● **SELECTED EXTRACT**
[Start]

When it comes to juvenile gulls, I think it's best not to over-analyse whether a single feature is acceptable or not. The more and more you look at these birds, the clearer it is that individual aspects of a bird's plumage (especially) and structure are extremely variable and routinely overlap. Judging holistically, assessing behaviour, taking into account what you see and hear is so much more valuable than concluding from a single photo.
Seven years ago, Rich Bonser and I saw a yellow-ringed juvenile Yellow-legged Gull at Rainham Tip. That bird came from a rooftop colony in Frankfurt (a bit more about it here) and, until this weekend, it was the only ringed individual of the species that I've seen in Britain.
So it was interesting that seven years on, almost to the day, a ringed juvenile Yellow-legged at Erith Pier proved to be German. This time the bird was wearing a red band marked '92T' (rather than the usual yellow of German birds), signalling that it emanated from a different area to our usual flow of Caspian and Herring hybrids that we tend to see from early autumn onward.
The bird showed a few interesting features, not least the pale underwing and a harsh call, reminiscent of Caspian Gull (but probably not as harsh as that species), although otherwise looked like a Yellow-legged. Nonetheless, knowing that it was likely from south Germany, the possibility of mixed heritage always looms large and I was keen to find out more.

[End]

● **EXTRACTED ENTRIES**
[Start]

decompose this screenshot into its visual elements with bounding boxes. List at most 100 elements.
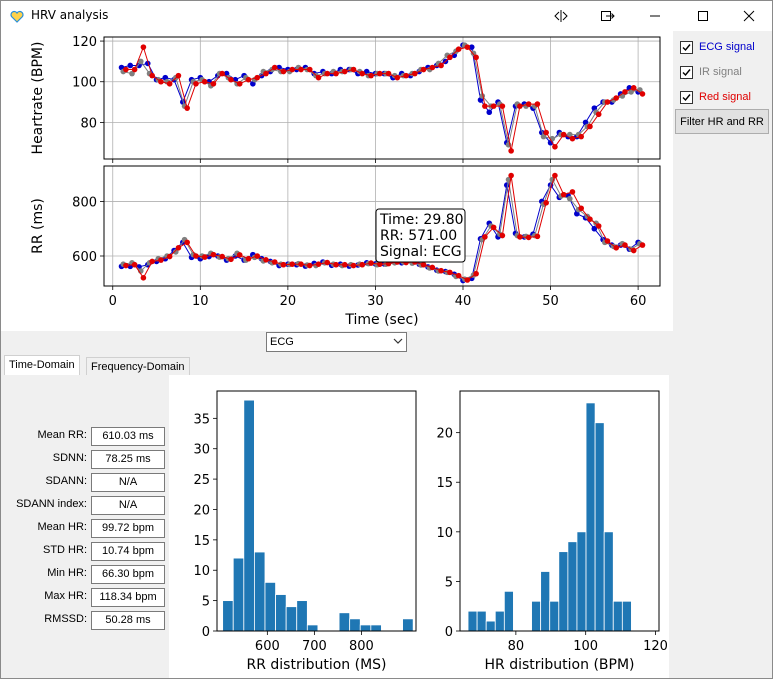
red-signal-point [508, 148, 514, 154]
signal-plots[interactable]: 80 100 120 Heartrate (BPM) 600 800 0 10 20 30 40 50… [1, 31, 673, 331]
red-signal-point [604, 238, 611, 244]
red-signal-point [210, 80, 217, 87]
x-tick-label: 700 [302, 639, 327, 654]
red-signal-point [263, 257, 269, 263]
red-signal-point [201, 78, 208, 85]
red-signal-point [254, 253, 261, 259]
ecg-signal-point [591, 225, 598, 232]
red-signal-point [490, 224, 497, 231]
red-signal-point [517, 234, 523, 240]
red-signal-point [298, 261, 304, 267]
ecg-signal-checkbox[interactable]: ECG signal [680, 37, 755, 57]
red-signal-point [552, 172, 558, 179]
rmssd-value: 50.28 ms [91, 611, 165, 630]
ir-signal-point [567, 195, 573, 202]
red-signal-point [341, 68, 348, 75]
red-signal-point [560, 191, 567, 198]
red-signal-point [447, 54, 453, 61]
red-signal-point [219, 253, 226, 260]
ir-signal-checkbox[interactable]: IR signal [680, 62, 742, 82]
red-signal-point [298, 66, 304, 73]
red-signal-label: Red signal [699, 91, 751, 103]
histogram-bar [603, 531, 614, 632]
red-signal-point [271, 64, 278, 71]
mean-rr-value: 610.03 ms [91, 427, 165, 446]
sdnn-label: SDNN: [52, 452, 87, 464]
x-tick-label: 40 [455, 294, 472, 309]
red-signal-point [613, 245, 620, 251]
title-bar: HRV analysis [1, 1, 772, 31]
red-signal-point [613, 95, 620, 101]
red-signal-point [193, 253, 199, 259]
red-signal-point [140, 44, 147, 50]
y-tick-label: 20 [436, 427, 453, 442]
std-hr-label: STD HR: [43, 544, 87, 556]
x-axis-label: Time (sec) [344, 312, 418, 328]
histogram-bar [232, 557, 245, 632]
tab-frequency-domain[interactable]: Frequency-Domain [86, 357, 190, 375]
red-signal-point [385, 70, 392, 77]
ir-signal-point [137, 58, 144, 65]
split-icon[interactable] [538, 1, 584, 31]
red-signal-point [315, 261, 322, 267]
maximize-button[interactable] [680, 1, 726, 31]
max-hr-value: 118.34 bpm [91, 588, 165, 607]
red-signal-point [184, 105, 190, 111]
plots-area: 80 100 120 Heartrate (BPM) 600 800 0 10 20 30 40 50… [1, 31, 673, 331]
checkbox-check-icon [680, 90, 693, 104]
red-signal-point [219, 70, 226, 77]
red-signal-point [587, 216, 593, 222]
tab-time-domain[interactable]: Time-Domain [4, 355, 80, 375]
red-signal-point [280, 68, 287, 75]
red-signal-point [630, 85, 637, 91]
ir-signal-point [567, 131, 573, 138]
max-hr-label: Max HR: [44, 590, 87, 602]
red-signal-point [377, 70, 383, 77]
histogram-bar [612, 600, 623, 632]
red-signal-point [552, 144, 558, 150]
red-signal-point [490, 103, 497, 109]
red-signal-point [333, 261, 339, 268]
exit-icon[interactable] [585, 1, 631, 31]
ir-signal-label: IR signal [699, 66, 742, 78]
red-signal-point [525, 101, 532, 107]
red-signal-point [175, 245, 182, 251]
red-signal-point [228, 256, 234, 263]
close-button[interactable] [726, 1, 772, 31]
red-signal-point [429, 264, 436, 271]
red-signal-point [131, 66, 138, 73]
sdann-index-label: SDANN index: [16, 498, 87, 510]
red-signal-point [464, 277, 471, 283]
histogram-bar [264, 581, 276, 632]
red-signal-checkbox[interactable]: Red signal [680, 87, 751, 107]
y-tick-label: 20 [193, 503, 210, 518]
ir-signal-point [172, 249, 179, 255]
red-signal-point [201, 254, 208, 260]
mean-hr-value: 99.72 bpm [91, 519, 165, 538]
red-signal-point [455, 272, 462, 279]
histogram-bar [585, 402, 596, 632]
signal-select-value: ECG [270, 336, 294, 348]
red-signal-point [280, 261, 287, 268]
histogram-bar [402, 618, 414, 632]
histogram-bar [222, 600, 234, 632]
red-signal-point [412, 70, 418, 77]
histogram-bar [485, 620, 496, 632]
plot-frame [103, 36, 661, 160]
sdann-index-value: N/A [91, 496, 165, 515]
histogram-bar [567, 541, 578, 632]
signal-select[interactable]: ECG [266, 332, 407, 352]
red-signal-point [333, 70, 339, 77]
red-signal-point [394, 74, 401, 81]
minimize-button[interactable] [632, 1, 678, 31]
red-signal-point [263, 70, 269, 77]
histogram-bar [359, 624, 372, 632]
red-signal-point [403, 72, 409, 79]
histogram-bar [467, 610, 478, 632]
histogram-bar [621, 600, 632, 632]
filter-hr-rr-button[interactable]: Filter HR and RR [675, 109, 769, 134]
red-signal-point [438, 267, 444, 274]
red-signal-point [578, 133, 584, 140]
red-signal-point [473, 54, 479, 61]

[End]

● **REQUESTS**
1) In the gull text, what color was the band worn by the juvenile Yellow-legged Gull at Erith Pier?
2) Continue the text about the ringed juvenile gulls, picking up after its last sentence.

● **EXERCISE RESULTS**
1) Red, marked '92T'.

2)
A bit of research and rapid responses from Martin Boschert and Kirsten Krätzel established that the bird had been ringed as a nestling on 18 May 2019 at a colony on an island in the Danube River near Straubing, Bavaria, in south-east Germany. This colony is almost exclusively Yellow-legged Gulls, although the odd pair of Caspian Gull has nested since 2016 and some single adult Caspian (and apparent hybrids) are present in the breeding seaon. However, no hybrid pair has yet been recorded at the colony, so it's fairly safe to assume that this is a pure Yellow-legged Gull.
The bird was present on both Saturday and Sunday over the weekend among good numbers of Yellow-legged Gulls – Rich and I managed at least 45 between us from the pier on Sunday.
I visited Homefield Wood and Hartslock with my mum on the morning of 27 May. There were plenty of Military Orchids flowering at the former, although they were smaller and weedier than I recall them being in the past – as with the Kent Lady Orchids, presumably a result of the dry conditions in the run up to this spring.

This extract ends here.